> [Passage]:
The second major change in the structure of the Bill is the explanation inserted in the clause concerning the eligibility criteria for recognising the rights of non-Scheduled Tribes. While accepting the condition of residence in forests for three generations, the Bill defines one generation as equal to 25 years.

This means non-Scheduled Tribes will have to prove that they have lived in the forests for at least 75 years, or since 1930, if they are to benefit from this legislation. If oral evidence and spot verification are not considered admissible evidence of residence, then the government will be forced to depend on colonial records for the settlement of rights. As in the past, in the future, too, this will greatly limit the number of people who can avail themselves of the provision in the Bill.

Further, the divisive potential of this provision is evident from the fact that the Bharatiya Janata Party has asked for the eviction of `Bangladeshi immigrants' from forests, giving the problem a communal colour.

ADIVASI ECO-TOURISM INITIATIVES at the Periyar Tiger Reserve help in the conservation effort and generate employment.-

The third change the government made is with regard to the definition and powers of the gram sabha. Now the gram sabha has been altered from a "hamlet-based panchayat" to a revenue panchayats, which in many areas is dominated by upper castes in the non-Scheduled areas. The government has also ensured that the gram sabha is no longer the final authority to settle rights (as recommended by the JPC) by giving the sub-divisional committee this power. The sub-divisional committee has only three panchayat representatives and no representation from grassroots movements and independent experts.

> [Prompt]: Please write what comes next in the passage on the Bill's changes to forest rights, picking up after its last sentence. The rows that follow have no connection to the passage.

> [Stored data]:
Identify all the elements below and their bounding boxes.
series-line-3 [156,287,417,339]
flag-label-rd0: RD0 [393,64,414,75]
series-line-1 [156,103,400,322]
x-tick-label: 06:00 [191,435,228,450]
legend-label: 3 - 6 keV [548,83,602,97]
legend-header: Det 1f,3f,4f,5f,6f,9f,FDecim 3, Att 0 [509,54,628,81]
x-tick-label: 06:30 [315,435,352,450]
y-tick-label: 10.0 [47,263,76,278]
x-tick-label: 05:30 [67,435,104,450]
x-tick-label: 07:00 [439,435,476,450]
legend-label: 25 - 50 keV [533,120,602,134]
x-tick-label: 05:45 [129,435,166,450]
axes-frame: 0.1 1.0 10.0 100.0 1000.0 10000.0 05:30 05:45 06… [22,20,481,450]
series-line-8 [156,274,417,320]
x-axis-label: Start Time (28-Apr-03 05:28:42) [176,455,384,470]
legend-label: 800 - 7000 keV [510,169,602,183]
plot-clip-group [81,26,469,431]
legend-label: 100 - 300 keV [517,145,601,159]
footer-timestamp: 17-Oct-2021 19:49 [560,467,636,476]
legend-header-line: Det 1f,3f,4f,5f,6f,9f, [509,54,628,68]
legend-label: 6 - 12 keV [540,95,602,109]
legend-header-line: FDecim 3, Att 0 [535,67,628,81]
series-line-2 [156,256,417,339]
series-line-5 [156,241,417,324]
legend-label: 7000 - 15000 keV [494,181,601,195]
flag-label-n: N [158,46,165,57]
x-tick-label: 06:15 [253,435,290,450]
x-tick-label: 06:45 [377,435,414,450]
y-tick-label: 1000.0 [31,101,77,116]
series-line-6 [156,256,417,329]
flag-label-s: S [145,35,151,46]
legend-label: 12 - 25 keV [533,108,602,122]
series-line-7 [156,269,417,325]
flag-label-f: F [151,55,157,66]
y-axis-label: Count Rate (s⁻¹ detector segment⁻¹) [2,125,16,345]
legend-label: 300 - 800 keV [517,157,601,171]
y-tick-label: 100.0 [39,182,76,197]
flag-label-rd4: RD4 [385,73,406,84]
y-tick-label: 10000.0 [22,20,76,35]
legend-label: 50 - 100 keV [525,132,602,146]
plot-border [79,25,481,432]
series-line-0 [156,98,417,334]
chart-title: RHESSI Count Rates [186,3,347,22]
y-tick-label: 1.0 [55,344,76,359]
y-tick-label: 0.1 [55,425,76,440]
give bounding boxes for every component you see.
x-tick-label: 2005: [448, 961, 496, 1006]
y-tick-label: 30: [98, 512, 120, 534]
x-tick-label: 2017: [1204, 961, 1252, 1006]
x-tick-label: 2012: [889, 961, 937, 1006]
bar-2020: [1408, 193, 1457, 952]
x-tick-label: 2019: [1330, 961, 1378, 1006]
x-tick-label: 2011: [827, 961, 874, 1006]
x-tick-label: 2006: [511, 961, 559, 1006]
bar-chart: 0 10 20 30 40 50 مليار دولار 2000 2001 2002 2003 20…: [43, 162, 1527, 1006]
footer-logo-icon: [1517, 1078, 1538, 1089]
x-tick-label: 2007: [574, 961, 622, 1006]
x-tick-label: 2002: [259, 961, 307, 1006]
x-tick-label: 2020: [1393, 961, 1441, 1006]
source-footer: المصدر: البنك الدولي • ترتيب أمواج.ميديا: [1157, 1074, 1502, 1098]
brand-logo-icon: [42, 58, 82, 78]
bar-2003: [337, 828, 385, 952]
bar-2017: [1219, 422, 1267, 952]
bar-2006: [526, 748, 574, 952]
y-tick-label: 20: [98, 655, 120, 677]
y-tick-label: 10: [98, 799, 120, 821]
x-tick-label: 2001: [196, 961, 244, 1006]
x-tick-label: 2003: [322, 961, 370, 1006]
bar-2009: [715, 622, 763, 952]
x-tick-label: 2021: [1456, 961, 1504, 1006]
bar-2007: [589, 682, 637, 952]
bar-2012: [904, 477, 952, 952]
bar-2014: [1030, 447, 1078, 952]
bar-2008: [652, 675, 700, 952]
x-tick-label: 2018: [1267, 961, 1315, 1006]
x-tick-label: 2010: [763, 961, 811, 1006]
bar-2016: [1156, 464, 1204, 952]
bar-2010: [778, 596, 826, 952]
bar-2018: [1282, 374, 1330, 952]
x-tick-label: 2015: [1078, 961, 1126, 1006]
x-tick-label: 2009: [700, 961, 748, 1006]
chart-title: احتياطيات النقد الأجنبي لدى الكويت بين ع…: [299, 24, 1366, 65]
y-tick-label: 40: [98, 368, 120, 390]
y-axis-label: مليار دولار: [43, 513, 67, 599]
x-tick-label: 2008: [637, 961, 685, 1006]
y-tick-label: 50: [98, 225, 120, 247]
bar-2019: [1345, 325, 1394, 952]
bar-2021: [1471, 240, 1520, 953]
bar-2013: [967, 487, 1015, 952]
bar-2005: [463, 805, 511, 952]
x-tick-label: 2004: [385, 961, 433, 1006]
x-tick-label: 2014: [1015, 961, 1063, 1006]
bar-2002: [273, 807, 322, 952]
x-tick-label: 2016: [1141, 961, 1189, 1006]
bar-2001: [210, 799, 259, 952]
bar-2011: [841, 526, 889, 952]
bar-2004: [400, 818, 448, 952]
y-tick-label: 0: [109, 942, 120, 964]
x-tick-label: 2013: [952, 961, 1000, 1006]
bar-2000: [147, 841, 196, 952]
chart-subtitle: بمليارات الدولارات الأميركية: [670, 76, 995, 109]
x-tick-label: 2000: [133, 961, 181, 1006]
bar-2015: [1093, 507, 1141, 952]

> [Written response]:
The government, however, has been careful to state that the status power of the Sixth-Schedule areas in the northeastern region will be maintained even under this Bill. Further, all provisions relating to "independent assessments" of "critical wildlife areas" and "relocation" on the basis of mutually agreed terms have been deleted, giving the government the power to decide the process. This is a dilution of the norms and principles set out by the JPC.

The third change that the government has made is in the nature of rights granted under the Bill. Fuel wood, bamboo, stones and so on have been kept out of the definition of minor forest produce, and the Bill is silent on the right of multiple land use of people doing shifting cultivation. Further, the right to transportation of produce from national parks and sanctuaries has also been tampered with.

MEMBERS OF THE self-initiated forest protection committee of Dangejheri, Orissa. The forest rights Bill can be used to back their efforts.-ASHISH KOTHARI

Finally, the clauses making the gram sabha's consent mandatory in the case of diversion of forest land for non-forest purposes and ensuring a minimum support price for minor forest produce have been deleted as they hindered the penetration of market forces into tribal areas. During his reply to the debate in both Houses, the Minister assured the members that rules and guidelines would take care of these concerns and he had an "open mind" on further amendments once the law was operational.

Clearly, the Bill sparked a contest between competing visions of forest management and conservation. The alliance between tribal rights organisations and the Left parties and their mass movements gained some ground in its endeavour to question centralised state control over forest conservation and management. But the state has also exercised its power to preserve its control over land and to manage forests in order to serve the needs of emerging corporate interests in tribal areas. In the process, it has ceded some ground in order to legitimise its own agenda of reforms.

The passage of this Bill has ensured that the fight for control over forests will continue when the rules and guidelines are framed. Meanwhile, the tribal people's struggle to survive will continue in this age of global capitalism.

Archana Prasad teaches at the Centre for Jawaharlal Nehru Studies, Jamia Millia Islamia.